What is expected – Copy out all the records, word for word.

Dataset items –
[Start]

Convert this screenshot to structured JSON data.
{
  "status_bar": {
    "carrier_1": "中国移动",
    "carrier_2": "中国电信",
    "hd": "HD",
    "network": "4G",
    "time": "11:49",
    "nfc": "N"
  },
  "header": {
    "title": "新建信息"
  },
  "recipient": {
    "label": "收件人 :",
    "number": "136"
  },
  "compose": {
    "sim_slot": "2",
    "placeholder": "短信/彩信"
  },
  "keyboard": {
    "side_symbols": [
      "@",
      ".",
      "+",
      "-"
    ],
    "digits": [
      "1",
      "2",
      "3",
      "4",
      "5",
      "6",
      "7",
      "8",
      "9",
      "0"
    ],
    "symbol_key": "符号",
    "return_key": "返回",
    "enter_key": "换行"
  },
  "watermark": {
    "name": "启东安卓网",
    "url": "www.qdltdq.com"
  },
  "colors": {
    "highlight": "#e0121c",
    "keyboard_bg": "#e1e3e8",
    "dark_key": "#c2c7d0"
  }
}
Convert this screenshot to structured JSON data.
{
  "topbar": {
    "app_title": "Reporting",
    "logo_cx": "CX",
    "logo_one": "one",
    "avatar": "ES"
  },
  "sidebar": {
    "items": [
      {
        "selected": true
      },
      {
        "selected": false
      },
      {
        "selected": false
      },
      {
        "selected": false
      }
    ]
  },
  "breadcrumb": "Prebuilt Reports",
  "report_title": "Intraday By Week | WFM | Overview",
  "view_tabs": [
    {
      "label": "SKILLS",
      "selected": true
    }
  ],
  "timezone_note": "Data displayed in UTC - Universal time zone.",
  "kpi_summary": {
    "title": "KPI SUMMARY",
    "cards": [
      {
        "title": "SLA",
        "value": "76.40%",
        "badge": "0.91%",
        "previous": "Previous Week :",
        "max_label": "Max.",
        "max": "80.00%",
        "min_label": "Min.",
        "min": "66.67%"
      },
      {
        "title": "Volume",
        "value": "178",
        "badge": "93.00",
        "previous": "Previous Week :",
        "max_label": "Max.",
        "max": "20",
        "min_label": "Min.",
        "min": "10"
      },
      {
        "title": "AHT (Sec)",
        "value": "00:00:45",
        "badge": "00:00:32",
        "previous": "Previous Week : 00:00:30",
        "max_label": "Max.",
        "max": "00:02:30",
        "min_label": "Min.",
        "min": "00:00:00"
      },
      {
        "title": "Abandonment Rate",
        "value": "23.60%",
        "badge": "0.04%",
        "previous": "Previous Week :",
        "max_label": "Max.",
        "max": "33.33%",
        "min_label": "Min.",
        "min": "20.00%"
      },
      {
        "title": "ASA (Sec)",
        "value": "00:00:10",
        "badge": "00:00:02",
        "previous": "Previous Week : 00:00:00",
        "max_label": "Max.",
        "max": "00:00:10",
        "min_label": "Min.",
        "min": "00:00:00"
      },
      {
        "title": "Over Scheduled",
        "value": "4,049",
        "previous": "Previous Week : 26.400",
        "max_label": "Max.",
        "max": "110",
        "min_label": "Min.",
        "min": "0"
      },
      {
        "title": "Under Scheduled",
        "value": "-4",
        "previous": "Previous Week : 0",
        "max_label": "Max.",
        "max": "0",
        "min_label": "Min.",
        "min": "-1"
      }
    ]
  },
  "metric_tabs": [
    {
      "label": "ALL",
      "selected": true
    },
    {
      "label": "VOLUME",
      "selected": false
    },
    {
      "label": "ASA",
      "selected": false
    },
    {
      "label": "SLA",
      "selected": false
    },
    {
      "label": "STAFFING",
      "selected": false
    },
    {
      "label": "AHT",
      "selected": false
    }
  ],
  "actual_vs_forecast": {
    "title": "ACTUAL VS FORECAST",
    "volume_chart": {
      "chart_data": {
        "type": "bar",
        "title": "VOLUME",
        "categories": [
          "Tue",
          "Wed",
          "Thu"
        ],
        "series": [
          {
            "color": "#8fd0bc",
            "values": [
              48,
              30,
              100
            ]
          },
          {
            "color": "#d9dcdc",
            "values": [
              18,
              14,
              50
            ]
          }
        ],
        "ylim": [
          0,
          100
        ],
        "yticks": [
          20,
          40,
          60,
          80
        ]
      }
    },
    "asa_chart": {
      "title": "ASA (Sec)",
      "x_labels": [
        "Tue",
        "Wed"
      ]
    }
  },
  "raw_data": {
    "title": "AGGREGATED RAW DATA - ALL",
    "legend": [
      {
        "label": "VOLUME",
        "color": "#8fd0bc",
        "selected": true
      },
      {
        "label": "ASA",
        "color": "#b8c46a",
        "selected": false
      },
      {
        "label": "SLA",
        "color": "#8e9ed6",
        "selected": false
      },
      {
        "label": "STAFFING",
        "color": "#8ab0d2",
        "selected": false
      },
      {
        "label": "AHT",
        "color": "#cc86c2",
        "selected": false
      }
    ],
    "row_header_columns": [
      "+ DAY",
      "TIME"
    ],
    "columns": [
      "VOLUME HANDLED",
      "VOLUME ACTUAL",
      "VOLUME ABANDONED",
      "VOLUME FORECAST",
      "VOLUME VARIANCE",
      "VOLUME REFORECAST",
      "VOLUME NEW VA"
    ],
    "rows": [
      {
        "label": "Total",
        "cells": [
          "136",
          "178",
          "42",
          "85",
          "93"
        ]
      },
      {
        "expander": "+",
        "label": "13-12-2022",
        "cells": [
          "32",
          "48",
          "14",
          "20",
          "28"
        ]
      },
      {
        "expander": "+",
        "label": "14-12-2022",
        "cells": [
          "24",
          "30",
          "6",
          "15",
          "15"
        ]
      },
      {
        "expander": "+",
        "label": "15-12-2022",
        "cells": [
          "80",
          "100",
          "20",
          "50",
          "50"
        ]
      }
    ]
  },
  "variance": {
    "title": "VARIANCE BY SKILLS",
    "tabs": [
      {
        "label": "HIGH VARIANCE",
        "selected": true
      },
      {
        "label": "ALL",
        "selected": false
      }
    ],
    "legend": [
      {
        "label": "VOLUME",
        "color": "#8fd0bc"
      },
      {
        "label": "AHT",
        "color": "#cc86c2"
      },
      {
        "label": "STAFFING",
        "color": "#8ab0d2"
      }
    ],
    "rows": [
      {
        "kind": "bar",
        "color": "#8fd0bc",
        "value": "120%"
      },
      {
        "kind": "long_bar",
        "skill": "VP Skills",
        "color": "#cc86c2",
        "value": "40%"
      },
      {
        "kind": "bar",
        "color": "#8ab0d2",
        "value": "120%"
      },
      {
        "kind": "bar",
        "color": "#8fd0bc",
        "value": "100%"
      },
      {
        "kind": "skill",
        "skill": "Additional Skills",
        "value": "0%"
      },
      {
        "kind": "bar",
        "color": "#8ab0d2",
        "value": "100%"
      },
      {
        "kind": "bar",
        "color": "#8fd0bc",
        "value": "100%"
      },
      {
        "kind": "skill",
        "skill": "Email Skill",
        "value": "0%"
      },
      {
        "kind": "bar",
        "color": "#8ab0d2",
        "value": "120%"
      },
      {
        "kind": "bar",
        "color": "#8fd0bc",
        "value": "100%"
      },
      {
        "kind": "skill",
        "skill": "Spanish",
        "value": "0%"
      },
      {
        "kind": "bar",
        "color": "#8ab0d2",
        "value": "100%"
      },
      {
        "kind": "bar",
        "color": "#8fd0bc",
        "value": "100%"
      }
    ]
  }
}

[End]

Right answer –
Convert this screenshot to structured JSON data.
{
  "status_bar": {
    "carrier_1": "中国移动",
    "carrier_2": "中国电信",
    "hd": "HD",
    "network": "4G",
    "time": "11:49",
    "nfc": "N"
  },
  "header": {
    "title": "新建信息"
  },
  "recipient": {
    "label": "收件人 :",
    "number": "136"
  },
  "compose": {
    "sim_slot": "2",
    "placeholder": "短信/彩信"
  },
  "keyboard": {
    "side_symbols": [
      "@",
      ".",
      "+",
      "-"
    ],
    "digits": [
      "1",
      "2",
      "3",
      "4",
      "5",
      "6",
      "7",
      "8",
      "9",
      "0"
    ],
    "symbol_key": "符号",
    "return_key": "返回",
    "enter_key": "换行"
  },
  "watermark": {
    "name": "启东安卓网",
    "url": "www.qdltdq.com"
  },
  "colors": {
    "highlight": "#e0121c",
    "keyboard_bg": "#e1e3e8",
    "dark_key": "#c2c7d0"
  }
}
Convert this screenshot to structured JSON data.
{
  "topbar": {
    "app_title": "Reporting",
    "logo_cx": "CX",
    "logo_one": "one",
    "avatar": "ES"
  },
  "sidebar": {
    "items": [
      {
        "selected": true
      },
      {
        "selected": false
      },
      {
        "selected": false
      },
      {
        "selected": false
      }
    ]
  },
  "breadcrumb": "Prebuilt Reports",
  "report_title": "Intraday By Week | WFM | Overview",
  "view_tabs": [
    {
      "label": "SKILLS",
      "selected": true
    }
  ],
  "timezone_note": "Data displayed in UTC - Universal time zone.",
  "kpi_summary": {
    "title": "KPI SUMMARY",
    "cards": [
      {
        "title": "SLA",
        "value": "76.40%",
        "badge": "0.91%",
        "previous": "Previous Week :",
        "max_label": "Max.",
        "max": "80.00%",
        "min_label": "Min.",
        "min": "66.67%"
      },
      {
        "title": "Volume",
        "value": "178",
        "badge": "93.00",
        "previous": "Previous Week :",
        "max_label": "Max.",
        "max": "20",
        "min_label": "Min.",
        "min": "10"
      },
      {
        "title": "AHT (Sec)",
        "value": "00:00:45",
        "badge": "00:00:32",
        "previous": "Previous Week : 00:00:30",
        "max_label": "Max.",
        "max": "00:02:30",
        "min_label": "Min.",
        "min": "00:00:00"
      },
      {
        "title": "Abandonment Rate",
        "value": "23.60%",
        "badge": "0.04%",
        "previous": "Previous Week :",
        "max_label": "Max.",
        "max": "33.33%",
        "min_label": "Min.",
        "min": "20.00%"
      },
      {
        "title": "ASA (Sec)",
        "value": "00:00:10",
        "badge": "00:00:02",
        "previous": "Previous Week : 00:00:00",
        "max_label": "Max.",
        "max": "00:00:10",
        "min_label": "Min.",
        "min": "00:00:00"
      },
      {
        "title": "Over Scheduled",
        "value": "4,049",
        "previous": "Previous Week : 26.400",
        "max_label": "Max.",
        "max": "110",
        "min_label": "Min.",
        "min": "0"
      },
      {
        "title": "Under Scheduled",
        "value": "-4",
        "previous": "Previous Week : 0",
        "max_label": "Max.",
        "max": "0",
        "min_label": "Min.",
        "min": "-1"
      }
    ]
  },
  "metric_tabs": [
    {
      "label": "ALL",
      "selected": true
    },
    {
      "label": "VOLUME",
      "selected": false
    },
    {
      "label": "ASA",
      "selected": false
    },
    {
      "label": "SLA",
      "selected": false
    },
    {
      "label": "STAFFING",
      "selected": false
    },
    {
      "label": "AHT",
      "selected": false
    }
  ],
  "actual_vs_forecast": {
    "title": "ACTUAL VS FORECAST",
    "volume_chart": {
      "chart_data": {
        "type": "bar",
        "title": "VOLUME",
        "categories": [
          "Tue",
          "Wed",
          "Thu"
        ],
        "series": [
          {
            "color": "#8fd0bc",
            "values": [
              48,
              30,
              100
            ]
          },
          {
            "color": "#d9dcdc",
            "values": [
              18,
              14,
              50
            ]
          }
        ],
        "ylim": [
          0,
          100
        ],
        "yticks": [
          20,
          40,
          60,
          80
        ]
      }
    },
    "asa_chart": {
      "title": "ASA (Sec)",
      "x_labels": [
        "Tue",
        "Wed"
      ]
    }
  },
  "raw_data": {
    "title": "AGGREGATED RAW DATA - ALL",
    "legend": [
      {
        "label": "VOLUME",
        "color": "#8fd0bc",
        "selected": true
      },
      {
        "label": "ASA",
        "color": "#b8c46a",
        "selected": false
      },
      {
        "label": "SLA",
        "color": "#8e9ed6",
        "selected": false
      },
      {
        "label": "STAFFING",
        "color": "#8ab0d2",
        "selected": false
      },
      {
        "label": "AHT",
        "color": "#cc86c2",
        "selected": false
      }
    ],
    "row_header_columns": [
      "+ DAY",
      "TIME"
    ],
    "columns": [
      "VOLUME HANDLED",
      "VOLUME ACTUAL",
      "VOLUME ABANDONED",
      "VOLUME FORECAST",
      "VOLUME VARIANCE",
      "VOLUME REFORECAST",
      "VOLUME NEW VA"
    ],
    "rows": [
      {
        "label": "Total",
        "cells": [
          "136",
          "178",
          "42",
          "85",
          "93"
        ]
      },
      {
        "expander": "+",
        "label": "13-12-2022",
        "cells": [
          "32",
          "48",
          "14",
          "20",
          "28"
        ]
      },
      {
        "expander": "+",
        "label": "14-12-2022",
        "cells": [
          "24",
          "30",
          "6",
          "15",
          "15"
        ]
      },
      {
        "expander": "+",
        "label": "15-12-2022",
        "cells": [
          "80",
          "100",
          "20",
          "50",
          "50"
        ]
      }
    ]
  },
  "variance": {
    "title": "VARIANCE BY SKILLS",
    "tabs": [
      {
        "label": "HIGH VARIANCE",
        "selected": true
      },
      {
        "label": "ALL",
        "selected": false
      }
    ],
    "legend": [
      {
        "label": "VOLUME",
        "color": "#8fd0bc"
      },
      {
        "label": "AHT",
        "color": "#cc86c2"
      },
      {
        "label": "STAFFING",
        "color": "#8ab0d2"
      }
    ],
    "rows": [
      {
        "kind": "bar",
        "color": "#8fd0bc",
        "value": "120%"
      },
      {
        "kind": "long_bar",
        "skill": "VP Skills",
        "color": "#cc86c2",
        "value": "40%"
      },
      {
        "kind": "bar",
        "color": "#8ab0d2",
        "value": "120%"
      },
      {
        "kind": "bar",
        "color": "#8fd0bc",
        "value": "100%"
      },
      {
        "kind": "skill",
        "skill": "Additional Skills",
        "value": "0%"
      },
      {
        "kind": "bar",
        "color": "#8ab0d2",
        "value": "100%"
      },
      {
        "kind": "bar",
        "color": "#8fd0bc",
        "value": "100%"
      },
      {
        "kind": "skill",
        "skill": "Email Skill",
        "value": "0%"
      },
      {
        "kind": "bar",
        "color": "#8ab0d2",
        "value": "120%"
      },
      {
        "kind": "bar",
        "color": "#8fd0bc",
        "value": "100%"
      },
      {
        "kind": "skill",
        "skill": "Spanish",
        "value": "0%"
      },
      {
        "kind": "bar",
        "color": "#8ab0d2",
        "value": "100%"
      },
      {
        "kind": "bar",
        "color": "#8fd0bc",
        "value": "100%"
      }
    ]
  }
}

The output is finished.